Description of the task -> Give every line back verbatim, dropping all images.

▬▬▬▬▬▬

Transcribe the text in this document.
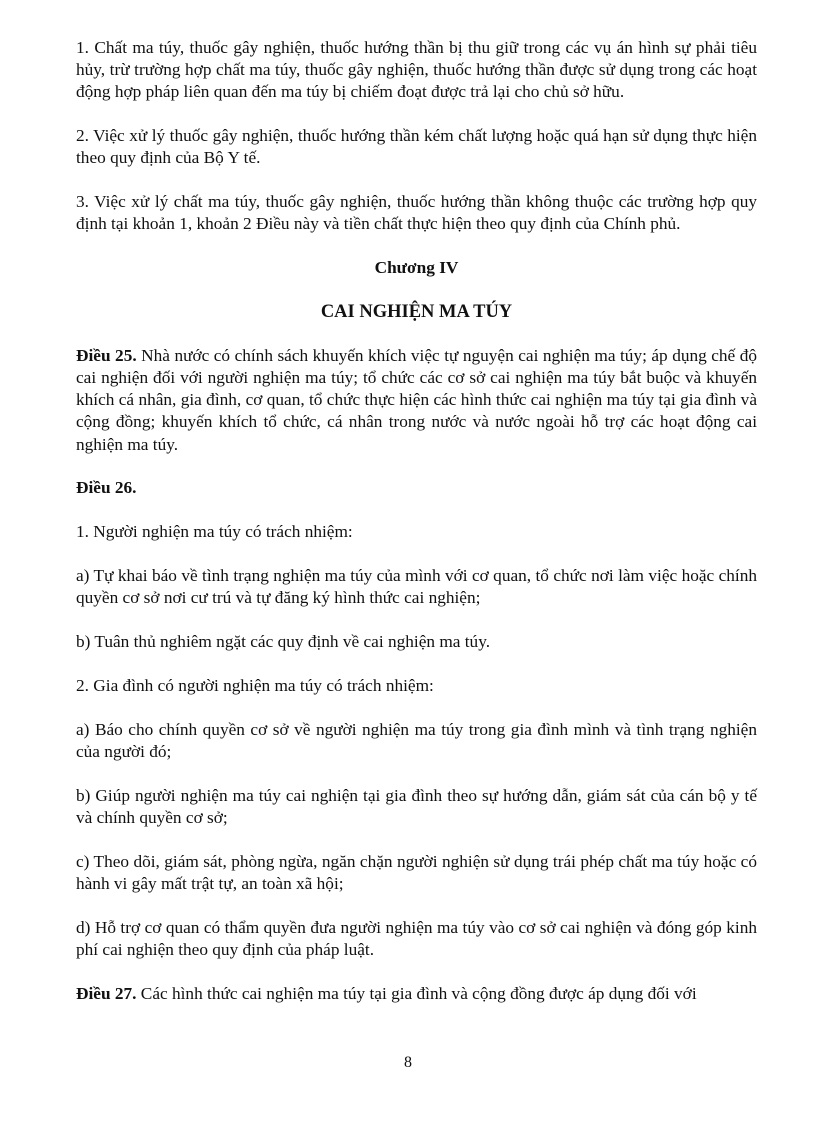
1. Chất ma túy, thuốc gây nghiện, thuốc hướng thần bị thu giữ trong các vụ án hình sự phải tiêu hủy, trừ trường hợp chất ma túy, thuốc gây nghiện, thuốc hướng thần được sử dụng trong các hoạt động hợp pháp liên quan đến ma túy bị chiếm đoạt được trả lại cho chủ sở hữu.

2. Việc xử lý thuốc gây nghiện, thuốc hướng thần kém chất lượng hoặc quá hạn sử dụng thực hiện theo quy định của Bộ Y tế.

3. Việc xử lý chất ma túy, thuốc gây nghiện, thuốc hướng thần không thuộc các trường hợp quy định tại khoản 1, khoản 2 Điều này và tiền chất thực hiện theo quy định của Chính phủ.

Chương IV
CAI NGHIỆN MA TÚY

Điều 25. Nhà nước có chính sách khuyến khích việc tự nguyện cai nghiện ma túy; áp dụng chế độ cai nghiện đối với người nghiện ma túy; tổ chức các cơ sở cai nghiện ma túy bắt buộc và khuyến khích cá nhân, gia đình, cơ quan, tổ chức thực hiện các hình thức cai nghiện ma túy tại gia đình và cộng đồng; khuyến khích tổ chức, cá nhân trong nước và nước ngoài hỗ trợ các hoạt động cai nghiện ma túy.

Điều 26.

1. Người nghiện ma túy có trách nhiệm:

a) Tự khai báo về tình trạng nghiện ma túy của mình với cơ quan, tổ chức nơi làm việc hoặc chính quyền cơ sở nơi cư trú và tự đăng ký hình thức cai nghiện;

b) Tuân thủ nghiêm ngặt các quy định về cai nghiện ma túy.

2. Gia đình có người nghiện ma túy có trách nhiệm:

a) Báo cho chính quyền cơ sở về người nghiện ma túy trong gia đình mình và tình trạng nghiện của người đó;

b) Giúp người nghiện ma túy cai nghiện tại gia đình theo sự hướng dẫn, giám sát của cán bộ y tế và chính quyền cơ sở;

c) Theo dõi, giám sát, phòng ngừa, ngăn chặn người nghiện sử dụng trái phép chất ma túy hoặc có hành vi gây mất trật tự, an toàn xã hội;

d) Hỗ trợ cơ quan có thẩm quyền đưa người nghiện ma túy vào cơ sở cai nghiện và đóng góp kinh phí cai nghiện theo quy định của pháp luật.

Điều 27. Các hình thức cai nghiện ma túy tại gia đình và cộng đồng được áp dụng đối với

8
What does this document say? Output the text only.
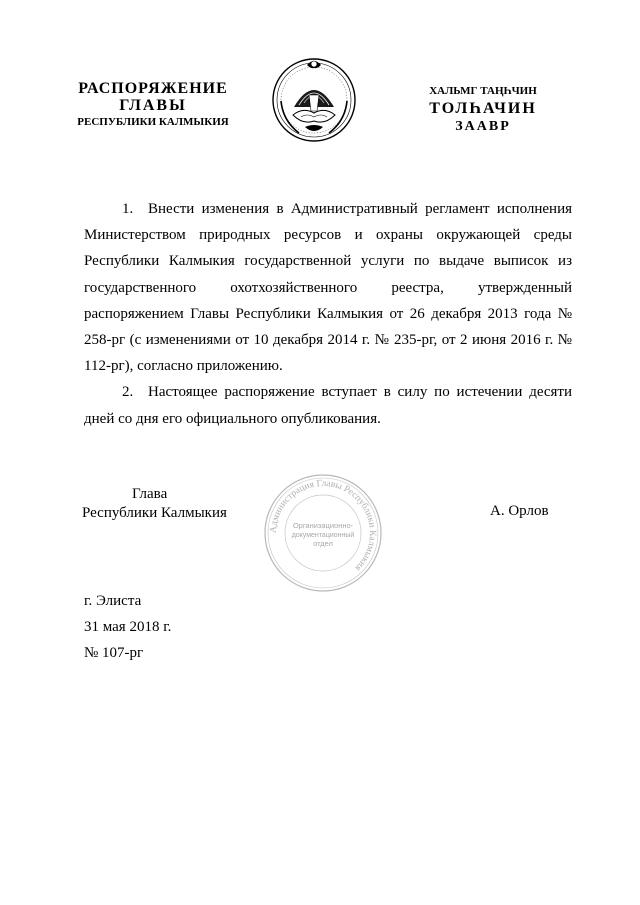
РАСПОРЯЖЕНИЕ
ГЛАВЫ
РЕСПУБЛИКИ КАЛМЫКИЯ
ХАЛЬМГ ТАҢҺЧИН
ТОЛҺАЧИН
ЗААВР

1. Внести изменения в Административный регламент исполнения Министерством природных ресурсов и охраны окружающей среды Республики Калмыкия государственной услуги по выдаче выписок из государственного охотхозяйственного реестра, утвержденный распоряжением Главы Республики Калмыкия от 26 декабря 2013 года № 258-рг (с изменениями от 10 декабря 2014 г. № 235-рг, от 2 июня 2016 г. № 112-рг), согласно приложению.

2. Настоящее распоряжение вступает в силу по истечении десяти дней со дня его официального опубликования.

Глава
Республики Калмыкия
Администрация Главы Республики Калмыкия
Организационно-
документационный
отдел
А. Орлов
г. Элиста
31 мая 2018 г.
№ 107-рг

▬▬▬▬▬▬

Correct answer ->
Transcribe the text in this document.
1. Chất ma túy, thuốc gây nghiện, thuốc hướng thần bị thu giữ trong các vụ án hình sự phải tiêu hủy, trừ trường hợp chất ma túy, thuốc gây nghiện, thuốc hướng thần được sử dụng trong các hoạt động hợp pháp liên quan đến ma túy bị chiếm đoạt được trả lại cho chủ sở hữu.

2. Việc xử lý thuốc gây nghiện, thuốc hướng thần kém chất lượng hoặc quá hạn sử dụng thực hiện theo quy định của Bộ Y tế.

3. Việc xử lý chất ma túy, thuốc gây nghiện, thuốc hướng thần không thuộc các trường hợp quy định tại khoản 1, khoản 2 Điều này và tiền chất thực hiện theo quy định của Chính phủ.

Chương IV
CAI NGHIỆN MA TÚY

Điều 25. Nhà nước có chính sách khuyến khích việc tự nguyện cai nghiện ma túy; áp dụng chế độ cai nghiện đối với người nghiện ma túy; tổ chức các cơ sở cai nghiện ma túy bắt buộc và khuyến khích cá nhân, gia đình, cơ quan, tổ chức thực hiện các hình thức cai nghiện ma túy tại gia đình và cộng đồng; khuyến khích tổ chức, cá nhân trong nước và nước ngoài hỗ trợ các hoạt động cai nghiện ma túy.

Điều 26.

1. Người nghiện ma túy có trách nhiệm:

a) Tự khai báo về tình trạng nghiện ma túy của mình với cơ quan, tổ chức nơi làm việc hoặc chính quyền cơ sở nơi cư trú và tự đăng ký hình thức cai nghiện;

b) Tuân thủ nghiêm ngặt các quy định về cai nghiện ma túy.

2. Gia đình có người nghiện ma túy có trách nhiệm:

a) Báo cho chính quyền cơ sở về người nghiện ma túy trong gia đình mình và tình trạng nghiện của người đó;

b) Giúp người nghiện ma túy cai nghiện tại gia đình theo sự hướng dẫn, giám sát của cán bộ y tế và chính quyền cơ sở;

c) Theo dõi, giám sát, phòng ngừa, ngăn chặn người nghiện sử dụng trái phép chất ma túy hoặc có hành vi gây mất trật tự, an toàn xã hội;

d) Hỗ trợ cơ quan có thẩm quyền đưa người nghiện ma túy vào cơ sở cai nghiện và đóng góp kinh phí cai nghiện theo quy định của pháp luật.

Điều 27. Các hình thức cai nghiện ma túy tại gia đình và cộng đồng được áp dụng đối với

8
What does this document say? Output the text only.
РАСПОРЯЖЕНИЕ
ГЛАВЫ
РЕСПУБЛИКИ КАЛМЫКИЯ
ХАЛЬМГ ТАҢҺЧИН
ТОЛҺАЧИН
ЗААВР

1. Внести изменения в Административный регламент исполнения Министерством природных ресурсов и охраны окружающей среды Республики Калмыкия государственной услуги по выдаче выписок из государственного охотхозяйственного реестра, утвержденный распоряжением Главы Республики Калмыкия от 26 декабря 2013 года № 258-рг (с изменениями от 10 декабря 2014 г. № 235-рг, от 2 июня 2016 г. № 112-рг), согласно приложению.

2. Настоящее распоряжение вступает в силу по истечении десяти дней со дня его официального опубликования.

Глава
Республики Калмыкия
Администрация Главы Республики Калмыкия
Организационно-
документационный
отдел
А. Орлов
г. Элиста
31 мая 2018 г.
№ 107-рг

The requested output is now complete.